Zhao Qingjian

Personal information
- Born: 15 March 1978 (age 48) Tai'an, Shandong, China
- Education: Wuhan Sports University
- Occupation(s): Martial artist, athlete, coach

Sport
- Sport: Wushu
- Event(s): Changquan, Daoshu, Gunshu
- Team: Shanwei Municipal Team (1990-1993) Beijing Wushu Team (2000-2009)
- Coached by: Mei Hanchao (1998-1999) Wu Bin (2000-2002) Yan Pinghe (2002-2009)

Medal record
Representing China
Men's Wushu Taolu
Olympic Games (unofficial)
| Gold medal – first place | 2008 Beijing | Daoshu+Gunshu |
World Games
| Gold medal – first place | 2009 Kaohsiung | Daoshu+Gunshu |
World Championships
| Gold medal – first place | 2003 Macau | Changquan |
| Gold medal – first place | 2003 Macau | Duilian |
| Gold medal – first place | 2007 Beijing | Daoshu |
Asian Championships
| Gold medal – first place | 2008 Macau | Gunshu |
East Asian Games
| Gold medal – first place | 2005 Macau | Daoshu+Gunshu |

= Zhao Qingjian =

Chinese wushu practitioner

Zhao Qingjian (赵庆建 (Zhàoqìngjiàn); born March 15, 1978) is a retired professional wushu taolu athlete who is originally from Shandong. Through his numerous successes in national and international competitions, he established himself as one of the greatest wushu taolu athletes of the 2000s.

== Career ==

=== Early career ===
Growing up in Dongping County, Zhao was inspired by the 1982 film Shaolin Temple was a kid and decided to sign up for wushu classes. He was the all-around champion at the Dongping County Tournament. Unable to progress to the provincial team due to his age, Zhao moved south at the age of twelve in 1990 to join the Shanwei municipal team until the age of fifteen.
● ● ● ●
- _REQUIRED WORK_:
- a) Using the article on Zhao Qingjian, decide whether each statement is true: (i) Wu Bin coached him from 2000 to 2002; (ii) he studied at Wuhan Sports University; (iii) he joined the Shanwei municipal team at age ten. For each, answer yes or no and quote the exact words from the article that settle it.
- b) Continue the article on Zhao Qingjian from the end of its last paragraph.
You won't need any of the items.

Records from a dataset
● ● ● ●
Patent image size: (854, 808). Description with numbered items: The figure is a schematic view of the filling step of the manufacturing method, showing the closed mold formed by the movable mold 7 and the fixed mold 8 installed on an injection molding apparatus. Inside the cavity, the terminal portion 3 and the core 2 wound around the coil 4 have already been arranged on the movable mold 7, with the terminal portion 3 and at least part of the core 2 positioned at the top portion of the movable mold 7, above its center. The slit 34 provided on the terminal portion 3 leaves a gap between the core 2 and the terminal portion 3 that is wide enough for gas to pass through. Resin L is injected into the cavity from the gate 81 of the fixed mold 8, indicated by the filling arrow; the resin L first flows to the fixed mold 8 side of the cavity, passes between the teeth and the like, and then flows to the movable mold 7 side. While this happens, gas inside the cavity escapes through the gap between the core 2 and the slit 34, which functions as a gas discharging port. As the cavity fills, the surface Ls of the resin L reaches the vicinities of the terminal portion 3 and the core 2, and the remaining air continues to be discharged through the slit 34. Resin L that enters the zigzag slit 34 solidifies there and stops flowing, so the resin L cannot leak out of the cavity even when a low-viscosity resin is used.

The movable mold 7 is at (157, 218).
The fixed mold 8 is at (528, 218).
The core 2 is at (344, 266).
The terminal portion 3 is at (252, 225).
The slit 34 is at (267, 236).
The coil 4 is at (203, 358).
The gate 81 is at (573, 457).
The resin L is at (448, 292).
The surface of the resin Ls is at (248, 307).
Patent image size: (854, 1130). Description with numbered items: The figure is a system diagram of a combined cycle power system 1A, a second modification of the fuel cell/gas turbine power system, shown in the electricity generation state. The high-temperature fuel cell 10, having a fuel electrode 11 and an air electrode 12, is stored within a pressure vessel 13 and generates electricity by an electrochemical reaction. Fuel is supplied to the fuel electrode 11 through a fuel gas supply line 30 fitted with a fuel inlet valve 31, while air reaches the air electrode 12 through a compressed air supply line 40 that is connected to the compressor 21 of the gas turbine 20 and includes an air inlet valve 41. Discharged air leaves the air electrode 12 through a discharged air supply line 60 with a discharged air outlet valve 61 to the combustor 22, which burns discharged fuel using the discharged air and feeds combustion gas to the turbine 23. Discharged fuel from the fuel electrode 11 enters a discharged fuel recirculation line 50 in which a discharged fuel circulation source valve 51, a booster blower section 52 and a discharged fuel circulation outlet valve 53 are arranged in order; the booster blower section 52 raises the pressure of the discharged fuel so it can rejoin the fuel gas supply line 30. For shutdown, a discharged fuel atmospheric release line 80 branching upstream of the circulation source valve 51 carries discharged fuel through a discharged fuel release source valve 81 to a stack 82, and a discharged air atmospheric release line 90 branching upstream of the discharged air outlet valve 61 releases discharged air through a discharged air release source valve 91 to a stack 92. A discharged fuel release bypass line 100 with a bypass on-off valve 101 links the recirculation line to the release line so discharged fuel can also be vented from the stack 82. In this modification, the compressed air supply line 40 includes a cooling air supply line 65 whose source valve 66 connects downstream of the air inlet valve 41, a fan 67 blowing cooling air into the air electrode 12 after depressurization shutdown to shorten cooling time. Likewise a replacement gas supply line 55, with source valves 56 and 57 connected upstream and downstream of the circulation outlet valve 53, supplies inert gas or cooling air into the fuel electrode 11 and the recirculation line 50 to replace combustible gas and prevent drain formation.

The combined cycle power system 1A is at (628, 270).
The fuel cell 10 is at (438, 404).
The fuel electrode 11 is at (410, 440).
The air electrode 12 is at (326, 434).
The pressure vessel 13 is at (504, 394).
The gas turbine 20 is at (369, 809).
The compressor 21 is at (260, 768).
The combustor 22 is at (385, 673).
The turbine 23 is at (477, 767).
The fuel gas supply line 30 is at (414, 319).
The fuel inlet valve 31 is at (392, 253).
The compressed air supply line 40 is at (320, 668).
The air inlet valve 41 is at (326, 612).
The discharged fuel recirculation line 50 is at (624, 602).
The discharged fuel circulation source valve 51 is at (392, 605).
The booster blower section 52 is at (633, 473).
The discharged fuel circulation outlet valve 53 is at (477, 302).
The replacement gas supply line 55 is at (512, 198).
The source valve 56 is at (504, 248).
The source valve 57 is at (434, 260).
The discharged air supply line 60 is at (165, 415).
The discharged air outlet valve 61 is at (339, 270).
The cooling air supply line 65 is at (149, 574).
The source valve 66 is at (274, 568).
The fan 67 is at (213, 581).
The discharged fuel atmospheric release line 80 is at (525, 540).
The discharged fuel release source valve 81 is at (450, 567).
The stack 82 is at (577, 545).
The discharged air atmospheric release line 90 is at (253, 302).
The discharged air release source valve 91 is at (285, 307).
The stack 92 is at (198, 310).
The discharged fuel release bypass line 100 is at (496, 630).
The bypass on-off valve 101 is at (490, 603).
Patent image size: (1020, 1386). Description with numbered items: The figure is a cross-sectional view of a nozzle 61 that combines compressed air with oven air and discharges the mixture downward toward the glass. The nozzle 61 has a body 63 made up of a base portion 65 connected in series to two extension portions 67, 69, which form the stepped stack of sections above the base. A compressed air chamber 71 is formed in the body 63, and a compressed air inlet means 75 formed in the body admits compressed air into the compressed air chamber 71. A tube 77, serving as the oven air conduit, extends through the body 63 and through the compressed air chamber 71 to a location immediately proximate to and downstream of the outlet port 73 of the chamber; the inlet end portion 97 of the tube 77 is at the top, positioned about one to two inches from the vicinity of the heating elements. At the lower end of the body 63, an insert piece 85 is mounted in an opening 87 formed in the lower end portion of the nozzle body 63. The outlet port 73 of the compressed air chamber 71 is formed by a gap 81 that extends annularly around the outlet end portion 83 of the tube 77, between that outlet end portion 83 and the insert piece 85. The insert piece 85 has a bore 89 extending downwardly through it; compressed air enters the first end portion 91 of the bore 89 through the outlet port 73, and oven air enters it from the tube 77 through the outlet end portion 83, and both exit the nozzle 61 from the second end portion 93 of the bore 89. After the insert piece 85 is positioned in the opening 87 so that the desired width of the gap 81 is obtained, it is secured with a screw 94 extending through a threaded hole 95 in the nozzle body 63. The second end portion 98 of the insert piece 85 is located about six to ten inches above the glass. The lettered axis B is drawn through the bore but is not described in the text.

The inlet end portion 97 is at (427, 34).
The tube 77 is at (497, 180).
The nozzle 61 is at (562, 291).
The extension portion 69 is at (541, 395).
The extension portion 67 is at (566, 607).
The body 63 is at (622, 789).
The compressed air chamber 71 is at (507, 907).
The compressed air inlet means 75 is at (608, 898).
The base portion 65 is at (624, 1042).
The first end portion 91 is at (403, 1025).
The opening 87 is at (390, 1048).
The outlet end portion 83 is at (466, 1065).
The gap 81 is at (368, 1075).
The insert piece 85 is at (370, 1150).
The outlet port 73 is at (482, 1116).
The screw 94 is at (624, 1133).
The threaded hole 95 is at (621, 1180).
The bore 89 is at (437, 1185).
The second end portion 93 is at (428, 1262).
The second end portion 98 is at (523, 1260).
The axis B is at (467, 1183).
● ● ● ●
- _THE RESPONSES_:
- a)
(i) Yes: "Wu Bin (2000-2002)"
(ii) Yes: "Education: Wuhan Sports University"
(iii) No: "Zhao moved south at the age of twelve in 1990 to join the Shanwei municipal team"

- b)
Returning to Shandong, Zhao was eventually convinced to join the Henan Songshan Shaolin Temple by Xu Dezheng. He was quickly drafted into the performance team which went on tours throughout the United States, Asia, and Europe during the mid-1990s. Upon conclusion of the 1998 American tour, Zhao decided to try to enroll at the Wuhan Sports University. Although never being formally educated, he caught the attention of coach Mei Hanchao in the technical exam and was given a large scholarship to attend the university.

=== Transition to modern wushu ===
In 1999, he was recruited by coach Wu Bin and joined the Beijing Wushu Team. Zhao's first competition representing Beijing was in the 2000 National Taolu Championships where he won a gold medals in changquan and daoshu, and a bronze medal in gunshu, thus becoming the all-around champion. At the 2001 National Games of China, he won the silver medal in the changquan combined event which featured rounds for an optional routine and the IWUF second compulsory routine.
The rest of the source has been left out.